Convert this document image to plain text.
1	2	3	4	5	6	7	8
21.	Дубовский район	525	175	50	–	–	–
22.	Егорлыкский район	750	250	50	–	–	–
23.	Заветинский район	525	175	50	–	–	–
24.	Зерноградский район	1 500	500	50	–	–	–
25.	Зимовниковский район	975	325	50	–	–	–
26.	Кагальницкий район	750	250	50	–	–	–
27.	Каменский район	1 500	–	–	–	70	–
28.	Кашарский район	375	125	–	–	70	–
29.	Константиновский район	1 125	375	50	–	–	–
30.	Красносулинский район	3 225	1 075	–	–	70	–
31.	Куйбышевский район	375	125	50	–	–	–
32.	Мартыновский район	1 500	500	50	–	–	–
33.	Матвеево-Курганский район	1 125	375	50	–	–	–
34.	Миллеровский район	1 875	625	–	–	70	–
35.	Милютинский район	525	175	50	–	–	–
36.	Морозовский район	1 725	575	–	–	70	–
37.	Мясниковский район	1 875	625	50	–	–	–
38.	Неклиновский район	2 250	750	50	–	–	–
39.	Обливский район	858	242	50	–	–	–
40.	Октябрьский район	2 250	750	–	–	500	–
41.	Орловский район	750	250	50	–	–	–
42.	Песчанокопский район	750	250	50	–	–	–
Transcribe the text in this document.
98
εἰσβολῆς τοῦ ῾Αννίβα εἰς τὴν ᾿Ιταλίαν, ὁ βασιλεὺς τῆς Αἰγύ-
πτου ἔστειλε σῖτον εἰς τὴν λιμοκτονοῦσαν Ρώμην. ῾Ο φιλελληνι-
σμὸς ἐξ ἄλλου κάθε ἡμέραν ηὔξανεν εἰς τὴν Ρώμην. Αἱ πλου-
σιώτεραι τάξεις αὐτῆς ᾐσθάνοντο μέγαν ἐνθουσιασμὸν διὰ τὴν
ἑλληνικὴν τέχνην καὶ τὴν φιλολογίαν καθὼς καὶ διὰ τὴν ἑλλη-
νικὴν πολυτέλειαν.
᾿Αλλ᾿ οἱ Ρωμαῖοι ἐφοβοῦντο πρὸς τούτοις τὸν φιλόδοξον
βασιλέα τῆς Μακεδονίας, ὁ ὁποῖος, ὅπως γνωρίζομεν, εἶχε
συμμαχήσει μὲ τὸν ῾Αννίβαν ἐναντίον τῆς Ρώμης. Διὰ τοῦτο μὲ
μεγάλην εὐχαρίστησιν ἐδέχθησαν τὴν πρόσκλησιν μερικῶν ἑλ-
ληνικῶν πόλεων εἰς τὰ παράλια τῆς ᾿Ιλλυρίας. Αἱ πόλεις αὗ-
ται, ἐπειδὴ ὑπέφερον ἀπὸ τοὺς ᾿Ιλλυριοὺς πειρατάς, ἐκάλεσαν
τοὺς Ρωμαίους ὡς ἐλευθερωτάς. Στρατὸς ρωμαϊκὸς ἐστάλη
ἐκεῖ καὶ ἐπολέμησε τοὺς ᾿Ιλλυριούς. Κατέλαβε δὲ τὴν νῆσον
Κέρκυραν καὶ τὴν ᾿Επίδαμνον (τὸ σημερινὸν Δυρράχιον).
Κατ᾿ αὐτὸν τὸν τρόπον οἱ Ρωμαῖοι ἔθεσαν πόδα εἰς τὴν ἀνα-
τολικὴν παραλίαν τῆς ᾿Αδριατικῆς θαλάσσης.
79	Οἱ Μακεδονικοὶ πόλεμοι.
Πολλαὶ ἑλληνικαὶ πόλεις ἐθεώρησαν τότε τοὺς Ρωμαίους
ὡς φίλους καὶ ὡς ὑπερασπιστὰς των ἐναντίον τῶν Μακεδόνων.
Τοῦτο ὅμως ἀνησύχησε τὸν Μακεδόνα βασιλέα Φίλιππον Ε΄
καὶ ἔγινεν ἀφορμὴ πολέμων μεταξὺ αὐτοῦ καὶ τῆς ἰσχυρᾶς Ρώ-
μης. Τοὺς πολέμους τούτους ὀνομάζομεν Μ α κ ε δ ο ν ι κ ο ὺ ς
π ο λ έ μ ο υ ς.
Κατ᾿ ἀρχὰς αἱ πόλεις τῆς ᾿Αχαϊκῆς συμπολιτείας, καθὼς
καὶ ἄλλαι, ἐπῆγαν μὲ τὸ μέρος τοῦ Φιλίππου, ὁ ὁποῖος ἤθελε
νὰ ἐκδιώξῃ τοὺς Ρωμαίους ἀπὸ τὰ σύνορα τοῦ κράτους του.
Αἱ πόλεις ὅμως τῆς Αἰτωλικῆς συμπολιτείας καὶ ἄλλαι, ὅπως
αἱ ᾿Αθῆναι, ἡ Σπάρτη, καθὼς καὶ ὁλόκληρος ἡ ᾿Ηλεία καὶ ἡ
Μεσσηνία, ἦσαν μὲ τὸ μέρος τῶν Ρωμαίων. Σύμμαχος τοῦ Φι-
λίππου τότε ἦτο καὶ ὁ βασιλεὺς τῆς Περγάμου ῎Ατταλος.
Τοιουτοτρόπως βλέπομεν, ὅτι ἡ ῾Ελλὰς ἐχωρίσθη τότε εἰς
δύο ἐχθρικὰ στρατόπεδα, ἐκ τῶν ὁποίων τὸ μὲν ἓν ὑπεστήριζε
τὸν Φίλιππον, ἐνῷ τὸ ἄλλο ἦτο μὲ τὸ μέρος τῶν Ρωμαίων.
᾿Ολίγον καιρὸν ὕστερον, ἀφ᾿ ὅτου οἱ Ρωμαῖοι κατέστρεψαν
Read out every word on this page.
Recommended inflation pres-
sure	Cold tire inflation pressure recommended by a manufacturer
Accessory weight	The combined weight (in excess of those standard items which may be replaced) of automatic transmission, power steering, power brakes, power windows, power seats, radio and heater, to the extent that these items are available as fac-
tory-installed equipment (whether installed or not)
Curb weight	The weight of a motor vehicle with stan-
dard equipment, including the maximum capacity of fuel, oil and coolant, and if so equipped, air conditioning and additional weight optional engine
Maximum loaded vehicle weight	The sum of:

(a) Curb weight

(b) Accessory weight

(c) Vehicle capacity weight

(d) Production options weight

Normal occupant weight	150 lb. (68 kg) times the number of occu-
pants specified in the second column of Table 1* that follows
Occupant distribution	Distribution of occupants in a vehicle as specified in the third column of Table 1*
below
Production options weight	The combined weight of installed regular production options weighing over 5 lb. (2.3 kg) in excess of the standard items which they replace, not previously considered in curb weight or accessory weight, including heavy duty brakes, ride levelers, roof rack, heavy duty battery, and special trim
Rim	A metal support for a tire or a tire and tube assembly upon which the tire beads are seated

* * * *

Challenge:
Scan the listing above. Collect all lines with the word "ἐναντίον".

Exercise solution:
συμμαχήσει μὲ τὸν ῾Αννίβαν ἐναντίον τῆς Ρώμης. Διὰ τοῦτο μὲ
ὡς φίλους καὶ ὡς ὑπερασπιστὰς των ἐναντίον τῶν Μακεδόνων.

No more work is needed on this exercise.